What is being asked: Arrange the lines from the start of the entries through the line containing "The pin 122 is at (545, 285)." as a JSON list of strings, one string per line, omitting blank lines and leaving out the pictures. Include only those lines.

Stored items:
☆ ☆ ☆ ☆ ☆ ☆ ☆

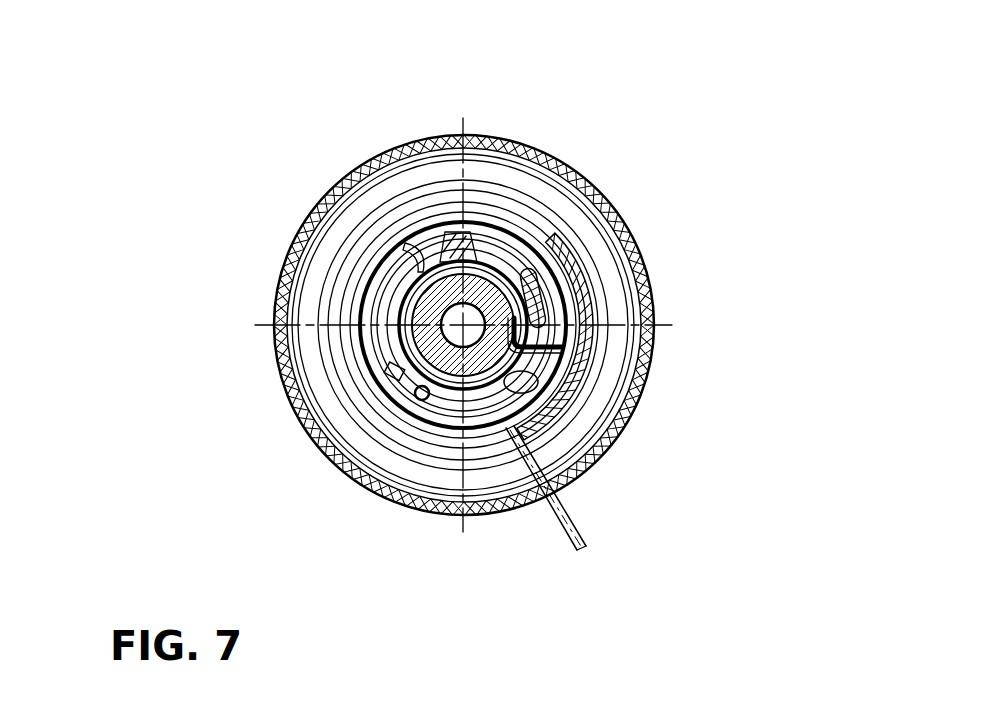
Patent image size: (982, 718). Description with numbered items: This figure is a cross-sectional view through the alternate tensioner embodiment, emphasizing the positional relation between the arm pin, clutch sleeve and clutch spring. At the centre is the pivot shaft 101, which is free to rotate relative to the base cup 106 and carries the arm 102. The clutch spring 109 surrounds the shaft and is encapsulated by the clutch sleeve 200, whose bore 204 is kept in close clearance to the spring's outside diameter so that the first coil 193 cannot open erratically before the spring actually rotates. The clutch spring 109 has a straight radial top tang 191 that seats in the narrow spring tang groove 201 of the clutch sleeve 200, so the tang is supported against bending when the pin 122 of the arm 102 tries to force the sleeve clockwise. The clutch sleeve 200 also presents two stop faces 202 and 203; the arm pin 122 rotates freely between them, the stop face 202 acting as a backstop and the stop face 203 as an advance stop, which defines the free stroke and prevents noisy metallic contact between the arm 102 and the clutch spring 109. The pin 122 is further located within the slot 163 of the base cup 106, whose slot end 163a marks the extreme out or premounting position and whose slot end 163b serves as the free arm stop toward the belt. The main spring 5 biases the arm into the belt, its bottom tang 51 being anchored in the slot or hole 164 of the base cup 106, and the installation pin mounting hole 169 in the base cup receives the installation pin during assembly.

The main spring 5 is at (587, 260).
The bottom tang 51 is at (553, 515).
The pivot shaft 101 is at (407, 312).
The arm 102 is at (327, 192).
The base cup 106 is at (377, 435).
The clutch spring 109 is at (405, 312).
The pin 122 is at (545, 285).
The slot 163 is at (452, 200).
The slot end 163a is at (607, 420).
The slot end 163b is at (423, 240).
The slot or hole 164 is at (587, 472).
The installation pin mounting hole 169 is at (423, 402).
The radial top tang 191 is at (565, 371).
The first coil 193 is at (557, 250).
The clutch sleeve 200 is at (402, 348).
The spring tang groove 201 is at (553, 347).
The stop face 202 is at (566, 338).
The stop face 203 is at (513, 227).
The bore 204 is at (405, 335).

☆ ☆ ☆ ☆ ☆ ☆ ☆

Solved exercise:
[
  "Patent image size: (982, 718). Description with numbered items: This figure is a cross-sectional view through the alternate tensioner embodiment, emphasizing the positional relation between the arm pin, clutch sleeve and clutch spring. At the centre is the pivot shaft 101, which is free to rotate relative to the base cup 106 and carries the arm 102. The clutch spring 109 surrounds the shaft and is encapsulated by the clutch sleeve 200, whose bore 204 is kept in close clearance to the spring's outside diameter so that the first coil 193 cannot open erratically before the spring actually rotates. The clutch spring 109 has a straight radial top tang 191 that seats in the narrow spring tang groove 201 of the clutch sleeve 200, so the tang is supported against bending when the pin 122 of the arm 102 tries to force the sleeve clockwise. The clutch sleeve 200 also presents two stop faces 202 and 203; the arm pin 122 rotates freely between them, the stop face 202 acting as a backstop and the stop face 203 as an advance stop, which defines the free stroke and prevents noisy metallic contact between the arm 102 and the clutch spring 109. The pin 122 is further located within the slot 163 of the base cup 106, whose slot end 163a marks the extreme out or premounting position and whose slot end 163b serves as the free arm stop toward the belt. The main spring 5 biases the arm into the belt, its bottom tang 51 being anchored in the slot or hole 164 of the base cup 106, and the installation pin mounting hole 169 in the base cup receives the installation pin during assembly.",
  "The main spring 5 is at (587, 260).",
  "The bottom tang 51 is at (553, 515).",
  "The pivot shaft 101 is at (407, 312).",
  "The arm 102 is at (327, 192).",
  "The base cup 106 is at (377, 435).",
  "The clutch spring 109 is at (405, 312).",
  "The pin 122 is at (545, 285)."
]